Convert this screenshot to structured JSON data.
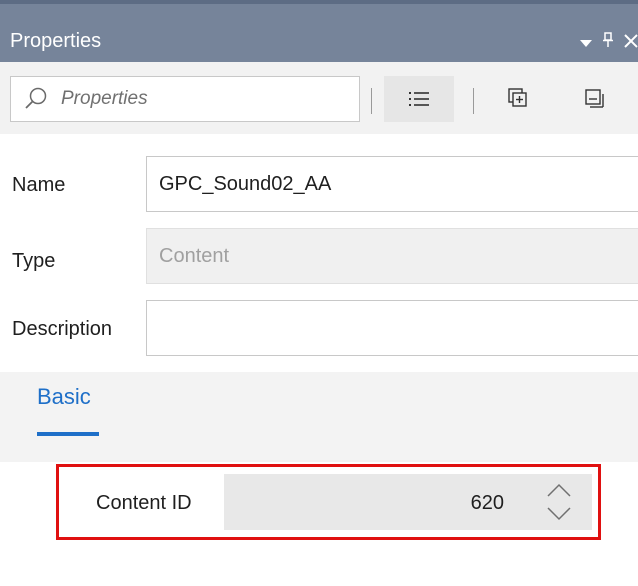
{
  "panel": {
    "title": "Properties",
    "controls": {
      "dropdown_icon": "caret-down-icon",
      "pin_icon": "pin-icon",
      "close_icon": "close-icon"
    }
  },
  "toolbar": {
    "search": {
      "placeholder": "Properties",
      "value": ""
    },
    "buttons": [
      {
        "name": "list-view-button",
        "icon": "list-icon"
      },
      {
        "name": "expand-all-button",
        "icon": "expand-icon"
      },
      {
        "name": "collapse-all-button",
        "icon": "collapse-icon"
      }
    ]
  },
  "fields": {
    "name": {
      "label": "Name",
      "value": "GPC_Sound02_AA"
    },
    "type": {
      "label": "Type",
      "value": "Content"
    },
    "description": {
      "label": "Description",
      "value": ""
    }
  },
  "tabs": [
    {
      "label": "Basic",
      "active": true
    }
  ],
  "content_id": {
    "label": "Content ID",
    "value": "620"
  },
  "colors": {
    "titlebar": "#76849a",
    "accent": "#1e6fc8",
    "highlight": "#e01010"
  }
}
----
◆ WHAT IS EXPECTED ◆
Can you repeat every record above exactly, apart from the pictures?

◆ TASK RESPONSE ◆
Convert this screenshot to structured JSON data.
{
  "panel": {
    "title": "Properties",
    "controls": {
      "dropdown_icon": "caret-down-icon",
      "pin_icon": "pin-icon",
      "close_icon": "close-icon"
    }
  },
  "toolbar": {
    "search": {
      "placeholder": "Properties",
      "value": ""
    },
    "buttons": [
      {
        "name": "list-view-button",
        "icon": "list-icon"
      },
      {
        "name": "expand-all-button",
        "icon": "expand-icon"
      },
      {
        "name": "collapse-all-button",
        "icon": "collapse-icon"
      }
    ]
  },
  "fields": {
    "name": {
      "label": "Name",
      "value": "GPC_Sound02_AA"
    },
    "type": {
      "label": "Type",
      "value": "Content"
    },
    "description": {
      "label": "Description",
      "value": ""
    }
  },
  "tabs": [
    {
      "label": "Basic",
      "active": true
    }
  ],
  "content_id": {
    "label": "Content ID",
    "value": "620"
  },
  "colors": {
    "titlebar": "#76849a",
    "accent": "#1e6fc8",
    "highlight": "#e01010"
  }
}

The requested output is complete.